====== DATA FOR PROCESSING
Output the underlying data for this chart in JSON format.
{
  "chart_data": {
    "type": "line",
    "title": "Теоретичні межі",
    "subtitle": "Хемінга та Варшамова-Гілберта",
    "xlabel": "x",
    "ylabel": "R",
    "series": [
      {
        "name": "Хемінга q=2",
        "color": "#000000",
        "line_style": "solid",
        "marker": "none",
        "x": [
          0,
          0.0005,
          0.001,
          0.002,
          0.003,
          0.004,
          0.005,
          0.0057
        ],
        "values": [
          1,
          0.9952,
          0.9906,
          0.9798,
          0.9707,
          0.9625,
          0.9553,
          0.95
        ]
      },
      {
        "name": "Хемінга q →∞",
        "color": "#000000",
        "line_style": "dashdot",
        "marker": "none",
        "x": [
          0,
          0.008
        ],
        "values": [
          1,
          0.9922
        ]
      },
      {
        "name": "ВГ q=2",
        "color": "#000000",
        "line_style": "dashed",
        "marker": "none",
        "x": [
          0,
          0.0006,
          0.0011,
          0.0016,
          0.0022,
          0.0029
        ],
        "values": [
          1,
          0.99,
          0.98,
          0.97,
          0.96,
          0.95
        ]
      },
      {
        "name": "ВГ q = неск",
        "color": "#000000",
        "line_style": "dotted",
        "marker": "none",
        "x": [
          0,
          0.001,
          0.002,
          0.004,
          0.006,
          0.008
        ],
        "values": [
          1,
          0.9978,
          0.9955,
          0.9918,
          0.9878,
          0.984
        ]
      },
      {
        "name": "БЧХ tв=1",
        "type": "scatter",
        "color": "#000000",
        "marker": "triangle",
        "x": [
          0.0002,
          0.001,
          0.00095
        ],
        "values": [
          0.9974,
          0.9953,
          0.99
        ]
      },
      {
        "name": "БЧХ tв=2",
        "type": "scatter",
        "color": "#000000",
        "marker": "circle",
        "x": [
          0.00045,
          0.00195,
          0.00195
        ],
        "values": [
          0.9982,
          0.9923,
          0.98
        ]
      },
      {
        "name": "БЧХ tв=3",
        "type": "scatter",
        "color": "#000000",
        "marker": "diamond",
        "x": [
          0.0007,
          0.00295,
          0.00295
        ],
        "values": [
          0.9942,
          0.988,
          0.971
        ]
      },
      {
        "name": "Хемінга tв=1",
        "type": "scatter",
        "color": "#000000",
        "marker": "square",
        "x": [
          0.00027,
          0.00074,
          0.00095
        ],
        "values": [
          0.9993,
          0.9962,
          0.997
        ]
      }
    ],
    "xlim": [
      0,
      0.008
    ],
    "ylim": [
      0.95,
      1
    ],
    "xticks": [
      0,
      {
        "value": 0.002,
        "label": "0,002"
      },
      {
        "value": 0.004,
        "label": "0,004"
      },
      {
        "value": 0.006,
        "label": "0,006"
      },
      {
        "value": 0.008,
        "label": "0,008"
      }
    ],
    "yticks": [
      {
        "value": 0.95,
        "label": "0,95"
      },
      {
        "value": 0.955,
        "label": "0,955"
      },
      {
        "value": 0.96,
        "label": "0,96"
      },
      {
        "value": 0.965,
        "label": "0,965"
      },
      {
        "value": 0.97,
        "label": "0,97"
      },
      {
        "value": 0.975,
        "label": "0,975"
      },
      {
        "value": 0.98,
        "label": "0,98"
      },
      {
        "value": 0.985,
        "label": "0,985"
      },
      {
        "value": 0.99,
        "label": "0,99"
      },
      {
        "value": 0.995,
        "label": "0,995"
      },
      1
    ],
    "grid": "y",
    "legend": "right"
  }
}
============
▸ JOB
Transcribe the material above in its entirety. Match it exactly.

▸ THE COMPLETED TASK
Output the underlying data for this chart in JSON format.
{
  "chart_data": {
    "type": "line",
    "title": "Теоретичні межі",
    "subtitle": "Хемінга та Варшамова-Гілберта",
    "xlabel": "x",
    "ylabel": "R",
    "series": [
      {
        "name": "Хемінга q=2",
        "color": "#000000",
        "line_style": "solid",
        "marker": "none",
        "x": [
          0,
          0.0005,
          0.001,
          0.002,
          0.003,
          0.004,
          0.005,
          0.0057
        ],
        "values": [
          1,
          0.9952,
          0.9906,
          0.9798,
          0.9707,
          0.9625,
          0.9553,
          0.95
        ]
      },
      {
        "name": "Хемінга q →∞",
        "color": "#000000",
        "line_style": "dashdot",
        "marker": "none",
        "x": [
          0,
          0.008
        ],
        "values": [
          1,
          0.9922
        ]
      },
      {
        "name": "ВГ q=2",
        "color": "#000000",
        "line_style": "dashed",
        "marker": "none",
        "x": [
          0,
          0.0006,
          0.0011,
          0.0016,
          0.0022,
          0.0029
        ],
        "values": [
          1,
          0.99,
          0.98,
          0.97,
          0.96,
          0.95
        ]
      },
      {
        "name": "ВГ q = неск",
        "color": "#000000",
        "line_style": "dotted",
        "marker": "none",
        "x": [
          0,
          0.001,
          0.002,
          0.004,
          0.006,
          0.008
        ],
        "values": [
          1,
          0.9978,
          0.9955,
          0.9918,
          0.9878,
          0.984
        ]
      },
      {
        "name": "БЧХ tв=1",
        "type": "scatter",
        "color": "#000000",
        "marker": "triangle",
        "x": [
          0.0002,
          0.001,
          0.00095
        ],
        "values": [
          0.9974,
          0.9953,
          0.99
        ]
      },
      {
        "name": "БЧХ tв=2",
        "type": "scatter",
        "color": "#000000",
        "marker": "circle",
        "x": [
          0.00045,
          0.00195,
          0.00195
        ],
        "values": [
          0.9982,
          0.9923,
          0.98
        ]
      },
      {
        "name": "БЧХ tв=3",
        "type": "scatter",
        "color": "#000000",
        "marker": "diamond",
        "x": [
          0.0007,
          0.00295,
          0.00295
        ],
        "values": [
          0.9942,
          0.988,
          0.971
        ]
      },
      {
        "name": "Хемінга tв=1",
        "type": "scatter",
        "color": "#000000",
        "marker": "square",
        "x": [
          0.00027,
          0.00074,
          0.00095
        ],
        "values": [
          0.9993,
          0.9962,
          0.997
        ]
      }
    ],
    "xlim": [
      0,
      0.008
    ],
    "ylim": [
      0.95,
      1
    ],
    "xticks": [
      0,
      {
        "value": 0.002,
        "label": "0,002"
      },
      {
        "value": 0.004,
        "label": "0,004"
      },
      {
        "value": 0.006,
        "label": "0,006"
      },
      {
        "value": 0.008,
        "label": "0,008"
      }
    ],
    "yticks": [
      {
        "value": 0.95,
        "label": "0,95"
      },
      {
        "value": 0.955,
        "label": "0,955"
      },
      {
        "value": 0.96,
        "label": "0,96"
      },
      {
        "value": 0.965,
        "label": "0,965"
      },
      {
        "value": 0.97,
        "label": "0,97"
      },
      {
        "value": 0.975,
        "label": "0,975"
      },
      {
        "value": 0.98,
        "label": "0,98"
      },
      {
        "value": 0.985,
        "label": "0,985"
      },
      {
        "value": 0.99,
        "label": "0,99"
      },
      {
        "value": 0.995,
        "label": "0,995"
      },
      1
    ],
    "grid": "y",
    "legend": "right"
  }
}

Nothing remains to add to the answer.